Challenge:
Read through the records below and copy each line that uses the word "content".

Stored data:
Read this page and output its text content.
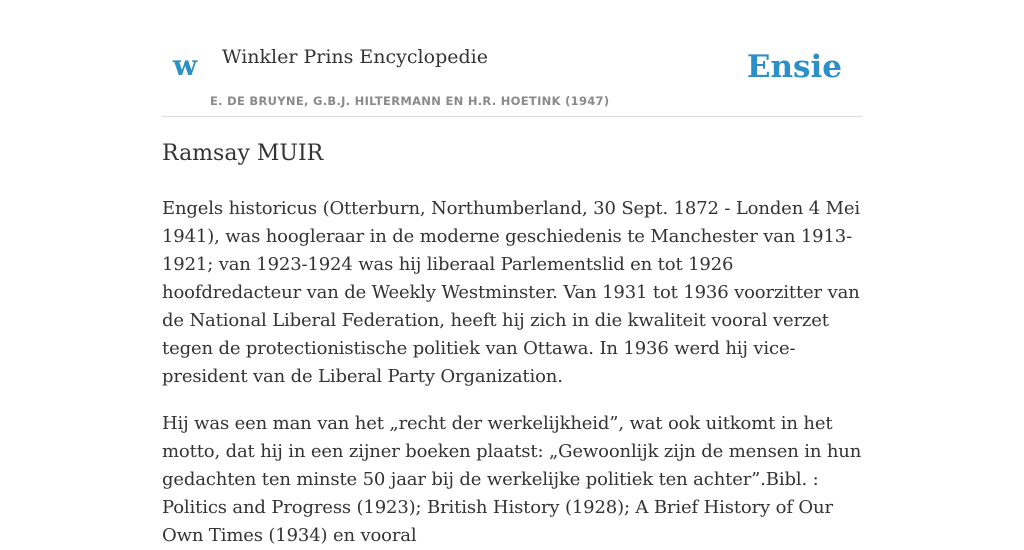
w Winkler Prins Encyclopedie
E. DE BRUYNE, G.B.J. HILTERMANN EN H.R. HOETINK (1947)
Ensie
Ramsay MUIR

Engels historicus (Otterburn, Northumberland, 30 Sept. 1872 - Londen 4 Mei 1941), was hoogleraar in de moderne geschiedenis te Manchester van 1913-1921; van 1923-1924 was hij liberaal Parlementslid en tot 1926 hoofdredacteur van de Weekly Westminster. Van 1931 tot 1936 voorzitter van de National Liberal Federation, heeft hij zich in die kwaliteit vooral verzet tegen de protectionistische politiek van Ottawa. In 1936 werd hij vice-president van de Liberal Party Organization.

Hij was een man van het „recht der werkelijkheid”, wat ook uitkomt in het motto, dat hij in een zijner boeken plaatst: „Gewoonlijk zijn de mensen in hun gedachten ten minste 50 jaar bij de werkelijke politiek ten achter”.Bibl. : Politics and Progress (1923); British History (1928); A Brief History of Our Own Times (1934) en vooral
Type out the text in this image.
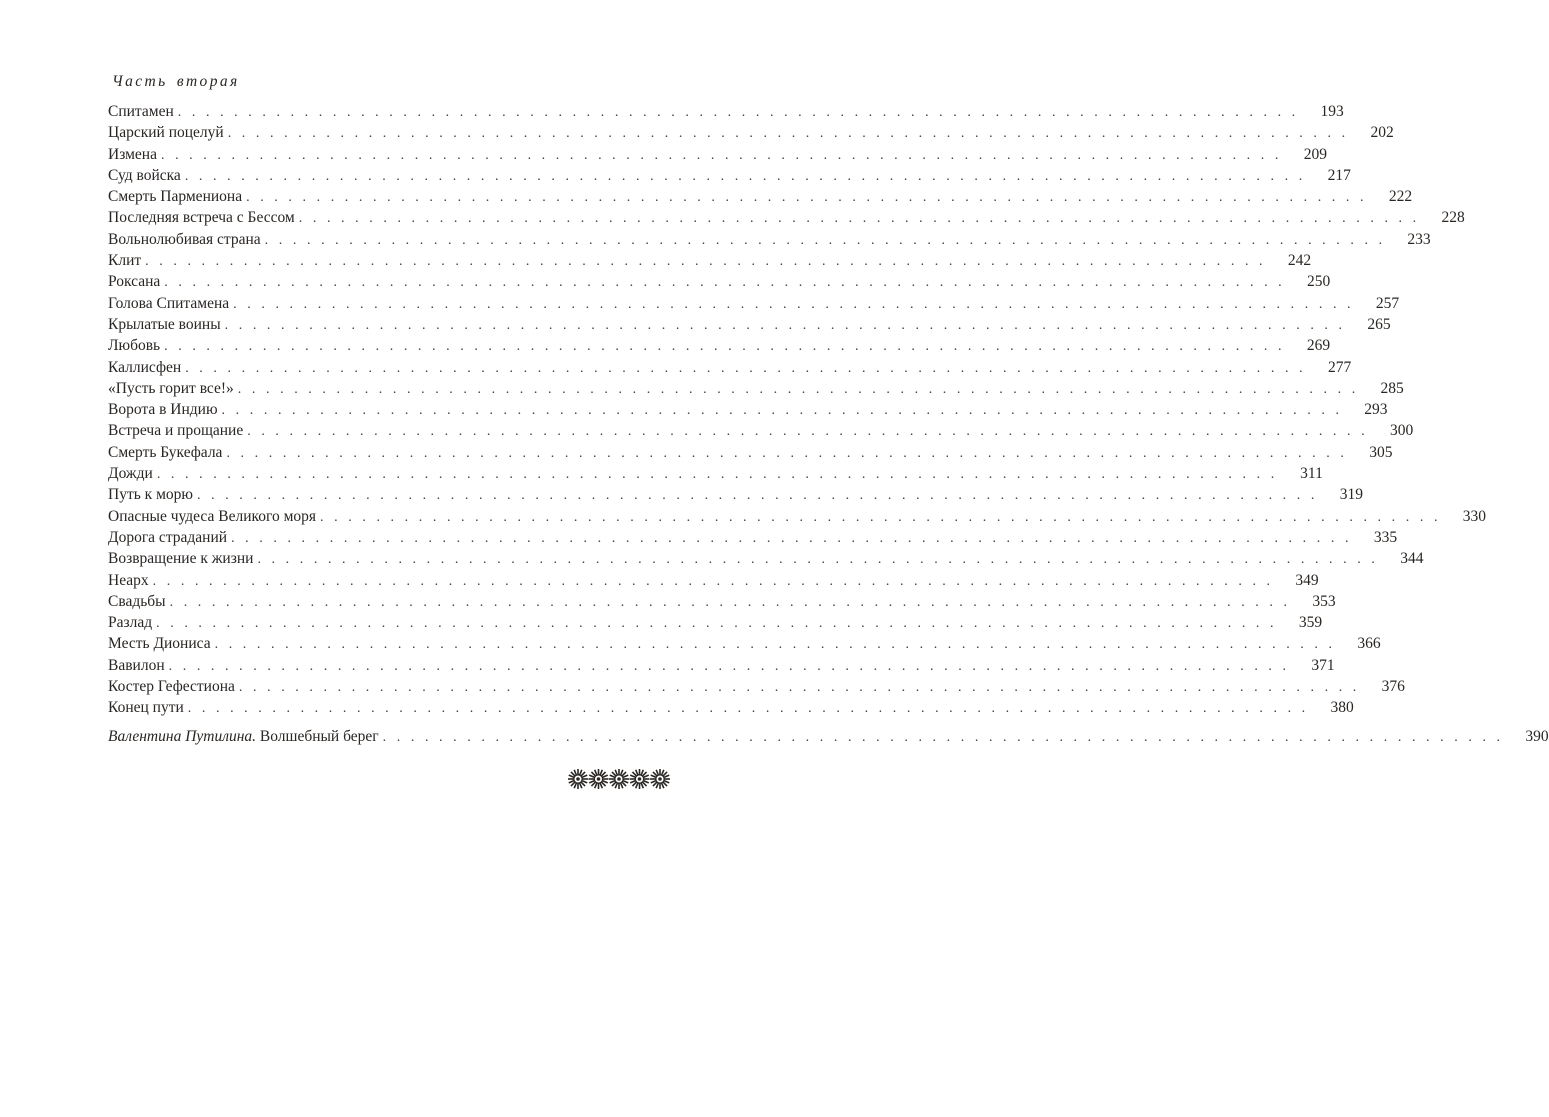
Часть вторая
Спитамен ................................................................................ 193
Царский поцелуй ................................................................................ 202
Измена ................................................................................ 209
Суд войска ................................................................................ 217
Смерть Пармениона ................................................................................ 222
Последняя встреча с Бессом ................................................................................ 228
Вольнолюбивая страна ................................................................................ 233
Клит ................................................................................ 242
Роксана ................................................................................ 250
Голова Спитамена ................................................................................ 257
Крылатые воины ................................................................................ 265
Любовь ................................................................................ 269
Каллисфен ................................................................................ 277
«Пусть горит все!» ................................................................................ 285
Ворота в Индию ................................................................................ 293
Встреча и прощание ................................................................................ 300
Смерть Букефала ................................................................................ 305
Дожди ................................................................................ 311
Путь к морю ................................................................................ 319
Опасные чудеса Великого моря ................................................................................ 330
Дорога страданий ................................................................................ 335
Возвращение к жизни ................................................................................ 344
Неарх ................................................................................ 349
Свадьбы ................................................................................ 353
Разлад ................................................................................ 359
Месть Диониса ................................................................................ 366
Вавилон ................................................................................ 371
Костер Гефестиона ................................................................................ 376
Конец пути ................................................................................ 380
Валентина Путилина. Волшебный берег ................................................................................ 390
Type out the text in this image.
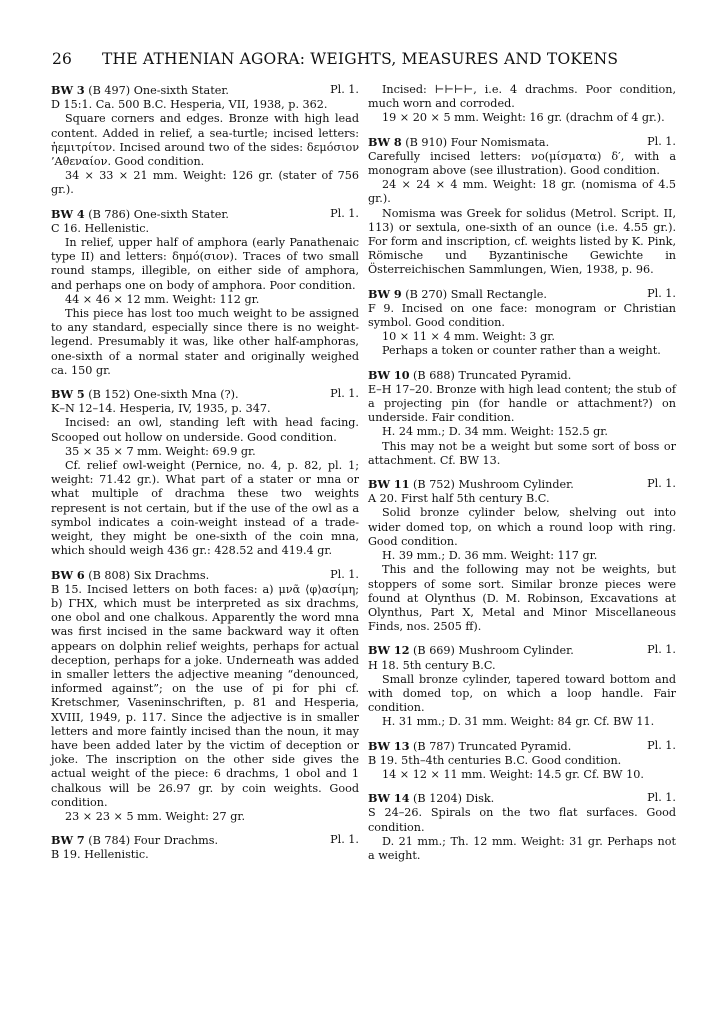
26 THE ATHENIAN AGORA: WEIGHTS, MEASURES AND TOKENS
BW 3 (B 497) One-sixth Stater.	Pl. 1.

D 15:1. Ca. 500 B.C. Hesperia, VII, 1938, p. 362.

Square corners and edges. Bronze with high lead content. Added in relief, a sea-turtle; incised letters: ἡεμιτρίτον. Incised around two of the sides: δεμόσιον ’Αθεναίον. Good condition.

34 × 33 × 21 mm. Weight: 126 gr. (stater of 756 gr.).

BW 4 (B 786) One-sixth Stater.	Pl. 1.

C 16. Hellenistic.

In relief, upper half of amphora (early Panathenaic type II) and letters: δημό(σιον). Traces of two small round stamps, illegible, on either side of amphora, and perhaps one on body of amphora. Poor condition.

44 × 46 × 12 mm. Weight: 112 gr.

This piece has lost too much weight to be assigned to any standard, especially since there is no weight-legend. Presumably it was, like other half-amphoras, one-sixth of a normal stater and originally weighed ca. 150 gr.

BW 5 (B 152) One-sixth Mna (?).	Pl. 1.

K–N 12–14. Hesperia, IV, 1935, p. 347.

Incised: an owl, standing left with head facing. Scooped out hollow on underside. Good condition.

35 × 35 × 7 mm. Weight: 69.9 gr.

Cf. relief owl-weight (Pernice, no. 4, p. 82, pl. 1; weight: 71.42 gr.). What part of a stater or mna or what multiple of drachma these two weights represent is not certain, but if the use of the owl as a symbol indicates a coin-weight instead of a trade-weight, they might be one-sixth of the coin mna, which should weigh 436 gr.: 428.52 and 419.4 gr.

BW 6 (B 808) Six Drachms.	Pl. 1.

B 15. Incised letters on both faces: a) μνᾶ ⟨φ⟩ασίμη; b) ΓΗΧ, which must be interpreted as six drachms, one obol and one chalkous. Apparently the word mna was first incised in the same backward way it often appears on dolphin relief weights, perhaps for actual deception, perhaps for a joke. Underneath was added in smaller letters the adjective meaning “denounced, informed against”; on the use of pi for phi cf. Kretschmer, Vaseninschriften, p. 81 and Hesperia, XVIII, 1949, p. 117. Since the adjective is in smaller letters and more faintly incised than the noun, it may have been added later by the victim of deception or joke. The inscription on the other side gives the actual weight of the piece: 6 drachms, 1 obol and 1 chalkous will be 26.97 gr. by coin weights. Good condition.

23 × 23 × 5 mm. Weight: 27 gr.

BW 7 (B 784) Four Drachms.	Pl. 1.

B 19. Hellenistic.

Incised: ⊢⊢⊢⊢, i.e. 4 drachms. Poor condition, much worn and corroded.

19 × 20 × 5 mm. Weight: 16 gr. (drachm of 4 gr.).

BW 8 (B 910) Four Nomismata.	Pl. 1.

Carefully incised letters: νο(μίσματα) δ′, with a monogram above (see illustration). Good condition.

24 × 24 × 4 mm. Weight: 18 gr. (nomisma of 4.5 gr.).

Nomisma was Greek for solidus (Metrol. Script. II, 113) or sextula, one-sixth of an ounce (i.e. 4.55 gr.). For form and inscription, cf. weights listed by K. Pink, Römische und Byzantinische Gewichte in Österreichischen Sammlungen, Wien, 1938, p. 96.

BW 9 (B 270) Small Rectangle.	Pl. 1.

F 9. Incised on one face: monogram or Christian symbol. Good condition.

10 × 11 × 4 mm. Weight: 3 gr.

Perhaps a token or counter rather than a weight.

BW 10 (B 688) Truncated Pyramid.

E–H 17–20. Bronze with high lead content; the stub of a projecting pin (for handle or attachment?) on underside. Fair condition.

H. 24 mm.; D. 34 mm. Weight: 152.5 gr.

This may not be a weight but some sort of boss or attachment. Cf. BW 13.

BW 11 (B 752) Mushroom Cylinder.	Pl. 1.

A 20. First half 5th century B.C.

Solid bronze cylinder below, shelving out into wider domed top, on which a round loop with ring. Good condition.

H. 39 mm.; D. 36 mm. Weight: 117 gr.

This and the following may not be weights, but stoppers of some sort. Similar bronze pieces were found at Olynthus (D. M. Robinson, Excavations at Olynthus, Part X, Metal and Minor Miscellaneous Finds, nos. 2505 ff).

BW 12 (B 669) Mushroom Cylinder.	Pl. 1.

H 18. 5th century B.C.

Small bronze cylinder, tapered toward bottom and with domed top, on which a loop handle. Fair condition.

H. 31 mm.; D. 31 mm. Weight: 84 gr. Cf. BW 11.

BW 13 (B 787) Truncated Pyramid.	Pl. 1.

B 19. 5th–4th centuries B.C. Good condition.

14 × 12 × 11 mm. Weight: 14.5 gr. Cf. BW 10.

BW 14 (B 1204) Disk.	Pl. 1.

S 24–26. Spirals on the two flat surfaces. Good condition.

D. 21 mm.; Th. 12 mm. Weight: 31 gr. Perhaps not a weight.
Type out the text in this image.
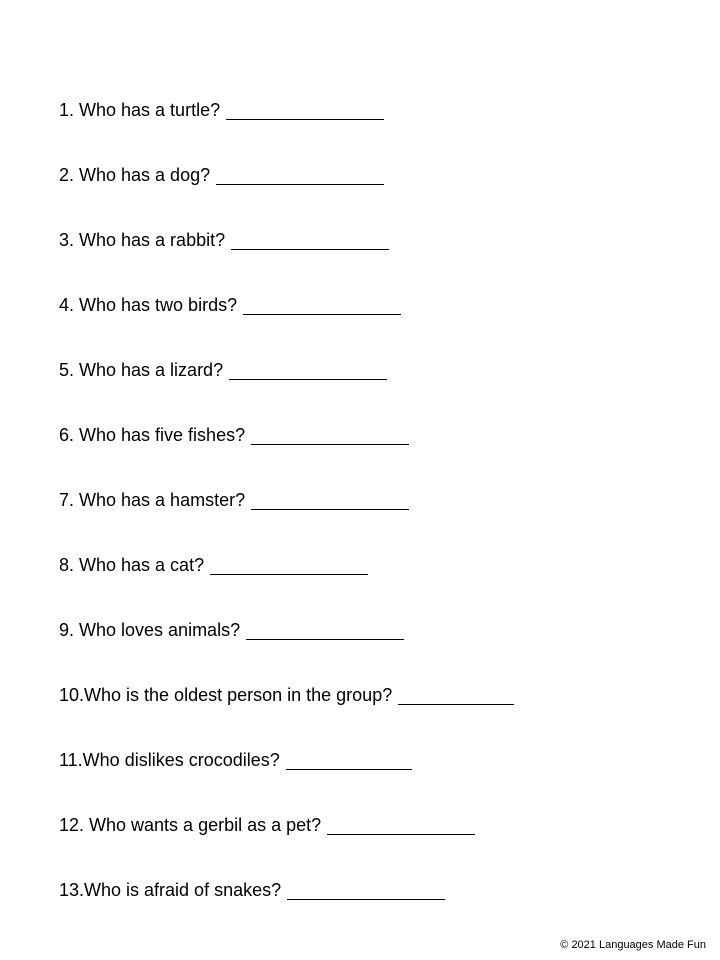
1. Who has a turtle?
2. Who has a dog?
3. Who has a rabbit?
4. Who has two birds?
5. Who has a lizard?
6. Who has five fishes?
7. Who has a hamster?
8. Who has a cat?
9. Who loves animals?
10.Who is the oldest person in the group?
11.Who dislikes crocodiles?
12. Who wants a gerbil as a pet?
13.Who is afraid of snakes?
© 2021 Languages Made Fun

Exercise response:
Read this page and output its text content.
Square corners and edges. Bronze with high lead content. Added in relief, a sea-turtle; incised letters: ἡεμιτρίτον. Incised around two of the sides: δεμόσιον ’Αθεναίον. Good condition.
E–H 17–20. Bronze with high lead content; the stub of a projecting pin (for handle or attachment?) on underside. Fair condition.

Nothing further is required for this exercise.